Dataset entries:
+--
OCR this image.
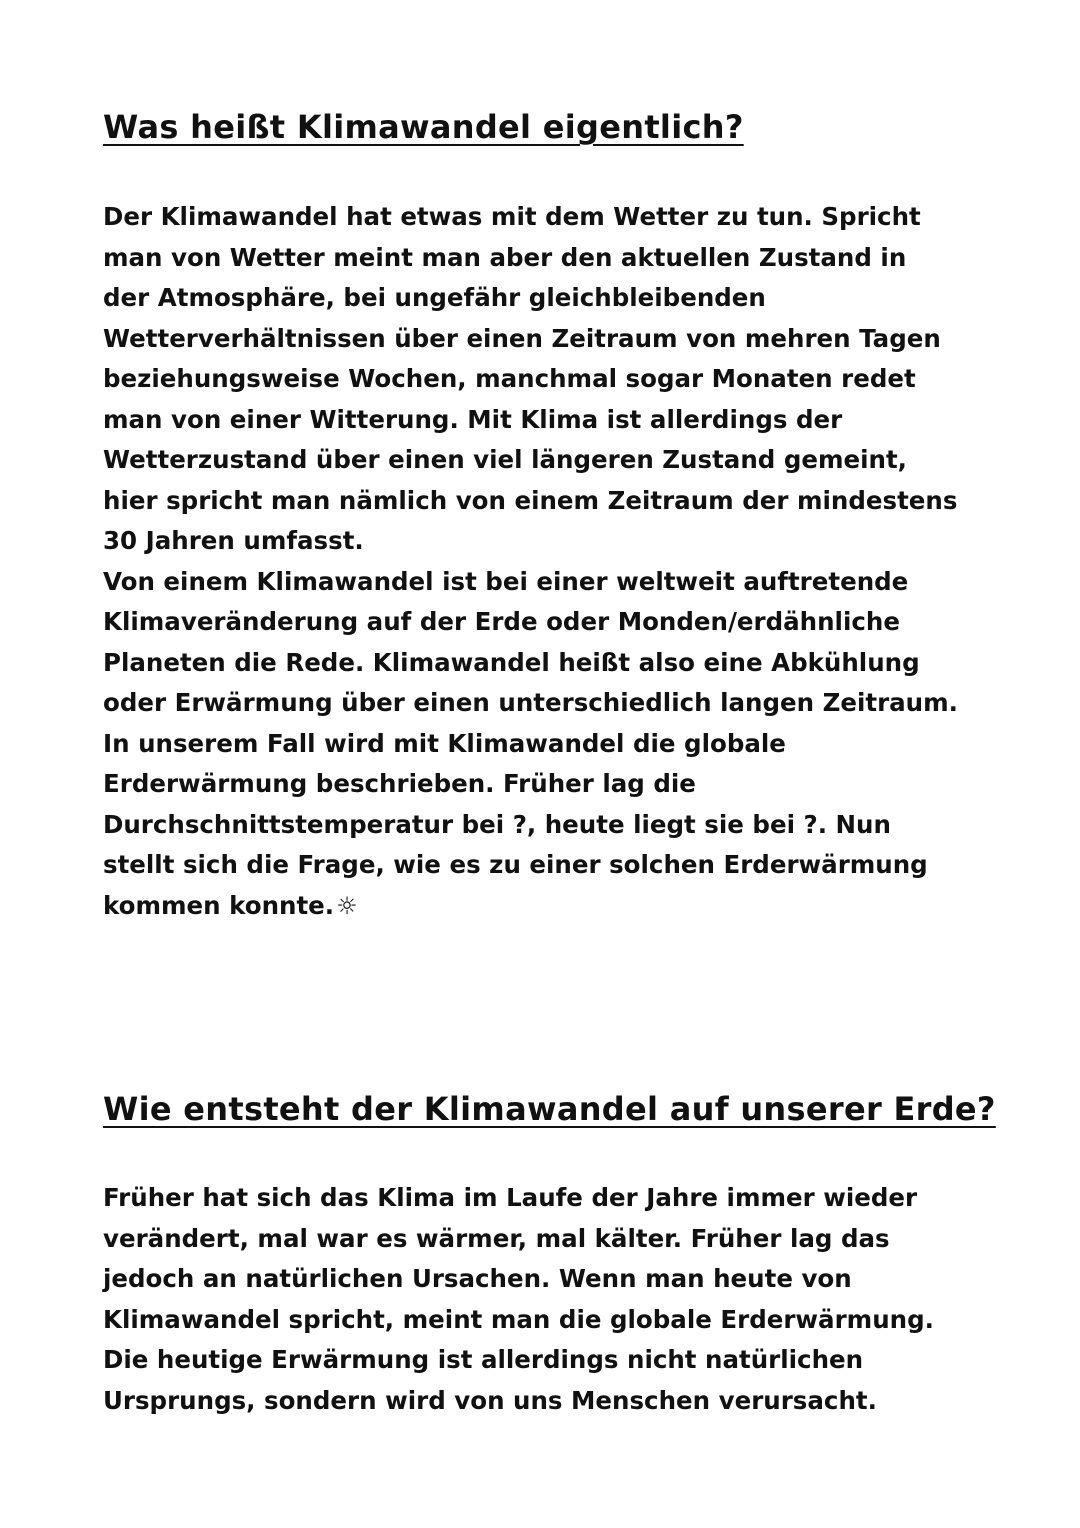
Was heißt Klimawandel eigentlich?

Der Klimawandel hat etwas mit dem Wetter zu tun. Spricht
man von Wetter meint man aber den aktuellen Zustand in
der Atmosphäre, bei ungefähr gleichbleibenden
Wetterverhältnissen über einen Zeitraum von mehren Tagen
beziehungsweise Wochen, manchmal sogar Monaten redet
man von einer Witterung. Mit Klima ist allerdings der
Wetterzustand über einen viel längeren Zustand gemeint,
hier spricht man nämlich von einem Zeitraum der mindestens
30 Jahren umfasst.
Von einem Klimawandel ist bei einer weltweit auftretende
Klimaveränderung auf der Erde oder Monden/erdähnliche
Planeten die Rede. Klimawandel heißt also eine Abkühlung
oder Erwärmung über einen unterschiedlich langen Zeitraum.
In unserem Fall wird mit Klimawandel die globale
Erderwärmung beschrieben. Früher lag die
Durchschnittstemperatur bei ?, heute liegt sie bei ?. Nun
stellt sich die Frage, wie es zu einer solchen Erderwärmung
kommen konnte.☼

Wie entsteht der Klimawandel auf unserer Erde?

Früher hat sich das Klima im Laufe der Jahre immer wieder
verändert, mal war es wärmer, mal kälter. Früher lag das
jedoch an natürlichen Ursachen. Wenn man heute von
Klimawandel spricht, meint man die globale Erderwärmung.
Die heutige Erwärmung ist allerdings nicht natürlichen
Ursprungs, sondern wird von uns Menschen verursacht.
+--
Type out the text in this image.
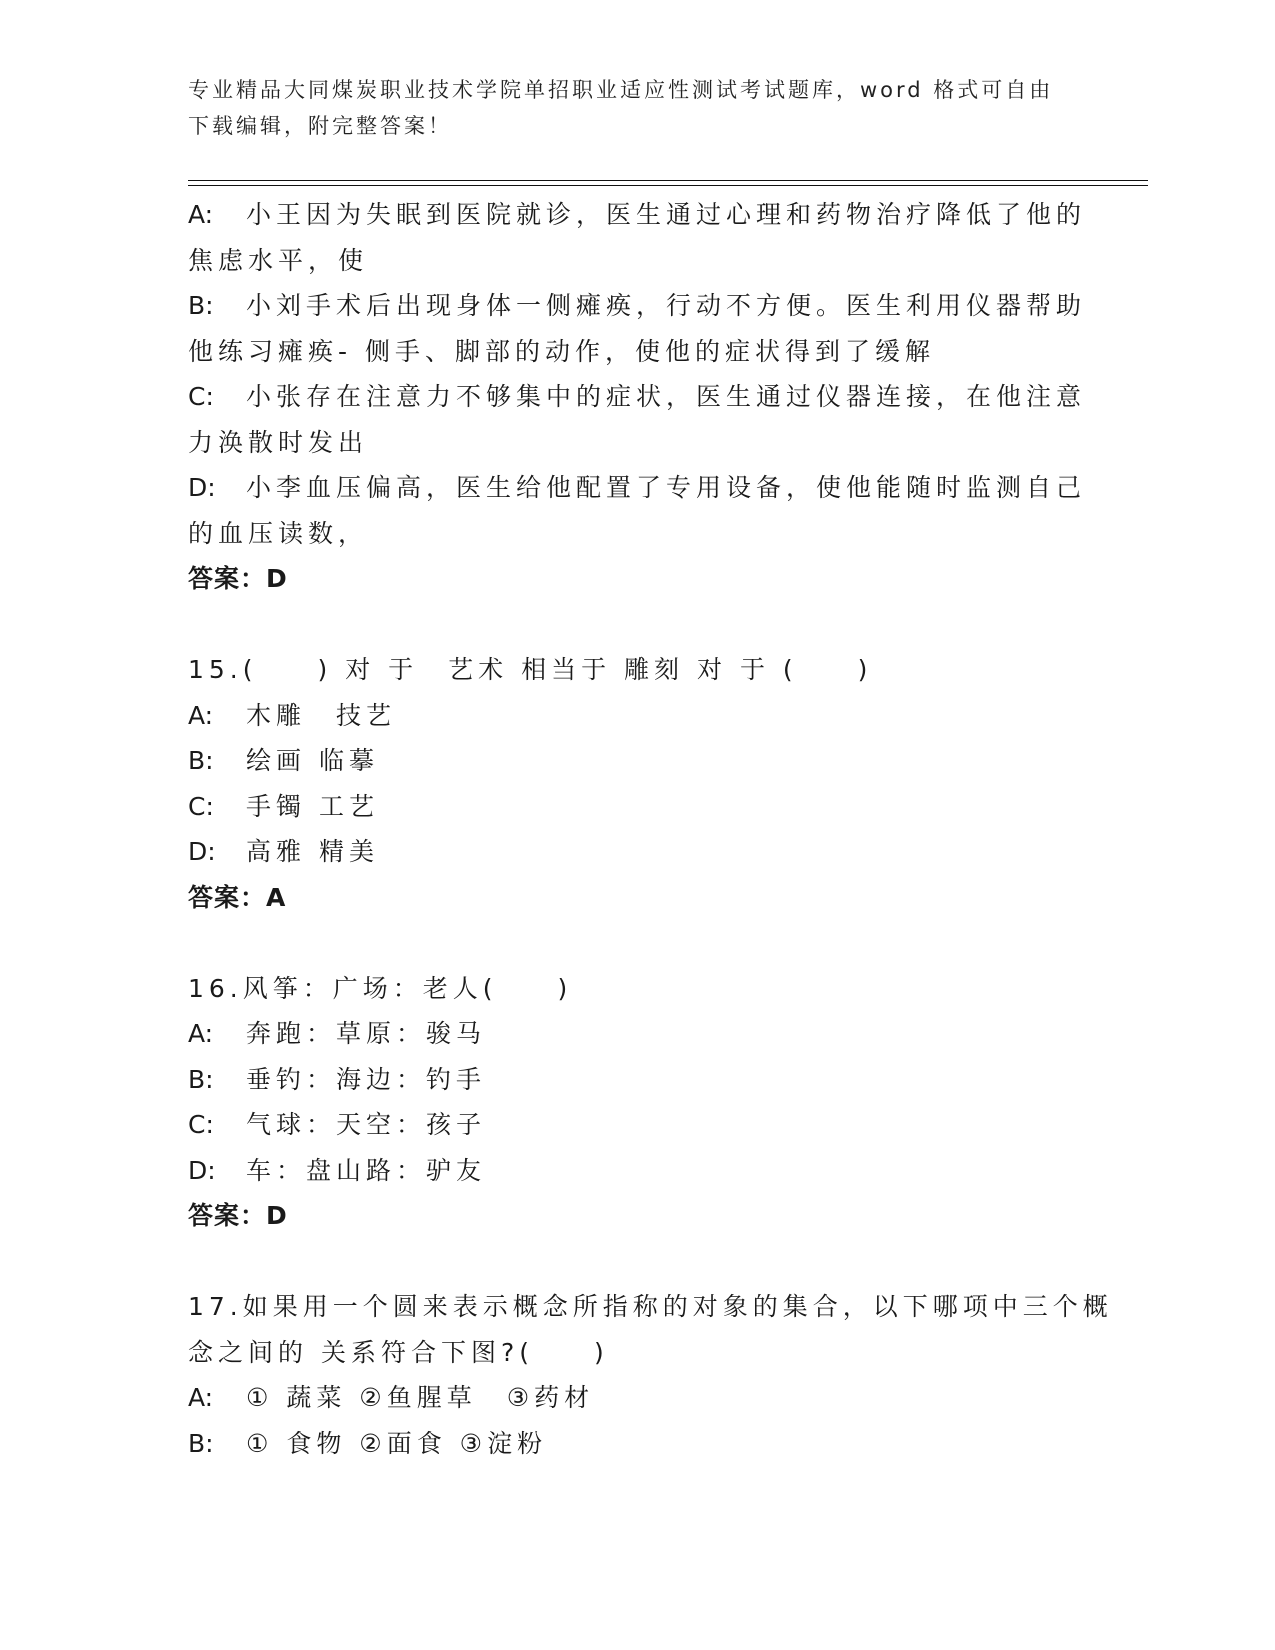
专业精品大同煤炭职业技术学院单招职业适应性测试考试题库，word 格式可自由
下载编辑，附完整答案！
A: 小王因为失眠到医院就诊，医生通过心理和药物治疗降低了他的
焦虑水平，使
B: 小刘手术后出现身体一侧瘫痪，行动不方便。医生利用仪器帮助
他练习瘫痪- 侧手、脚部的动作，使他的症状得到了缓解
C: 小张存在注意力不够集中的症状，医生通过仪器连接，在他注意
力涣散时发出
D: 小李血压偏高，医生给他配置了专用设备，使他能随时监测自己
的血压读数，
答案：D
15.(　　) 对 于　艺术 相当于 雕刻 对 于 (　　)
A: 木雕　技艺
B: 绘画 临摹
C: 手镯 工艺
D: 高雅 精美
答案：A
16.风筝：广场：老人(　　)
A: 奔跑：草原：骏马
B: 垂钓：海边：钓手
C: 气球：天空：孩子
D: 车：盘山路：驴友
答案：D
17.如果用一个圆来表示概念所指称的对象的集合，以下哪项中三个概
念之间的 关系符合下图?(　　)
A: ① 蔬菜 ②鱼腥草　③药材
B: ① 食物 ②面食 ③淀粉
+--
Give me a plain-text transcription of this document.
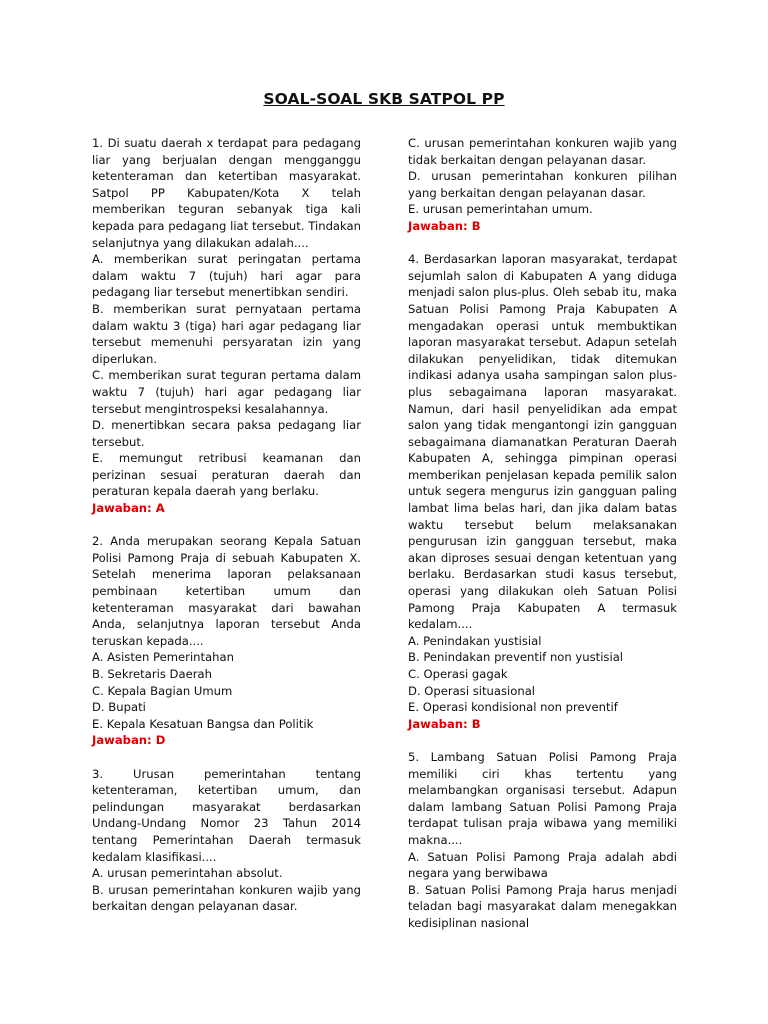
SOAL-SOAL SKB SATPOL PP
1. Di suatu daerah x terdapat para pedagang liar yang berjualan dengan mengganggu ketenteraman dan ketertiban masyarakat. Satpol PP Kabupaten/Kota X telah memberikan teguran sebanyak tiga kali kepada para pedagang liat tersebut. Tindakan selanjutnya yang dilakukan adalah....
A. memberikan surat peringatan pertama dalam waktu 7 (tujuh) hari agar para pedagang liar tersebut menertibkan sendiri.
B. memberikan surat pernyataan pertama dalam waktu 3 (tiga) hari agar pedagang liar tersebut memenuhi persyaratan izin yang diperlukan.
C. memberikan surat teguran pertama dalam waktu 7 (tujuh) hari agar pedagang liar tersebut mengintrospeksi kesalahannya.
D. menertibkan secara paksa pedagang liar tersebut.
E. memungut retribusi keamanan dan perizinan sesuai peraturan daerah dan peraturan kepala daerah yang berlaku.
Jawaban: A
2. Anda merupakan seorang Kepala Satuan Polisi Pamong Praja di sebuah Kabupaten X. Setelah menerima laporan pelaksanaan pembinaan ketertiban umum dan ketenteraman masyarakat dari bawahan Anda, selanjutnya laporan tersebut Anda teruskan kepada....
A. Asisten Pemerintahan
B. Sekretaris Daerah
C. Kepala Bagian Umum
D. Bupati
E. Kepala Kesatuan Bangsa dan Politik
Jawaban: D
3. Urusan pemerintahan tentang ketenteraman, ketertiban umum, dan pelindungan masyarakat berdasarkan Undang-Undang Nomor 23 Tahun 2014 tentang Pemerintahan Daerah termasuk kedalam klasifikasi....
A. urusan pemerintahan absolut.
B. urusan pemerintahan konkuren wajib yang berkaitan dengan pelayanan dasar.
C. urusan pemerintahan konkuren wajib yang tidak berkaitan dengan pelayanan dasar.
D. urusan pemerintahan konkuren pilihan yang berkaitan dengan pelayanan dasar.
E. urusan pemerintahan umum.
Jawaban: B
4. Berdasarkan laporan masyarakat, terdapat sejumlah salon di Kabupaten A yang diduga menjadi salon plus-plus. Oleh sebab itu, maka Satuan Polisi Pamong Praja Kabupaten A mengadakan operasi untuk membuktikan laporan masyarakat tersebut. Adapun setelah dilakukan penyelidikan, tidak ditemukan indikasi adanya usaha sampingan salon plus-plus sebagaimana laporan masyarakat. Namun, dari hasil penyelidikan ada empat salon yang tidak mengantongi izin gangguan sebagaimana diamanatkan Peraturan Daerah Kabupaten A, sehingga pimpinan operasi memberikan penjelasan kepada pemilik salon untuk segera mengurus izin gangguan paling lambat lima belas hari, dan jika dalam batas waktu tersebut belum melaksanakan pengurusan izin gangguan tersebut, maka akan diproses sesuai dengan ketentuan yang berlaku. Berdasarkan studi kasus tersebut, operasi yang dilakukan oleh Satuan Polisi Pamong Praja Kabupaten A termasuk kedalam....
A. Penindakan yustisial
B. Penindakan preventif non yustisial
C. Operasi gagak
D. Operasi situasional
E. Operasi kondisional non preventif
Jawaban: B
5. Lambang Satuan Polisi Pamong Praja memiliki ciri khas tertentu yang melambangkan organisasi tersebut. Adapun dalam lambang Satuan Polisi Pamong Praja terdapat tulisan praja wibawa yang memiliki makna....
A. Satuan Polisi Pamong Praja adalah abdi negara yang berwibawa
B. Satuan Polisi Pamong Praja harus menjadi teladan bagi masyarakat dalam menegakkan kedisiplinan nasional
+--
WORK INSTRUCTIONS.
Give every line of the material that includes the string "über".

SOLUTION FOR THIS PROBLEM.
Wetterverhältnissen über einen Zeitraum von mehren Tagen
Wetterzustand über einen viel längeren Zustand gemeint,
oder Erwärmung über einen unterschiedlich langen Zeitraum.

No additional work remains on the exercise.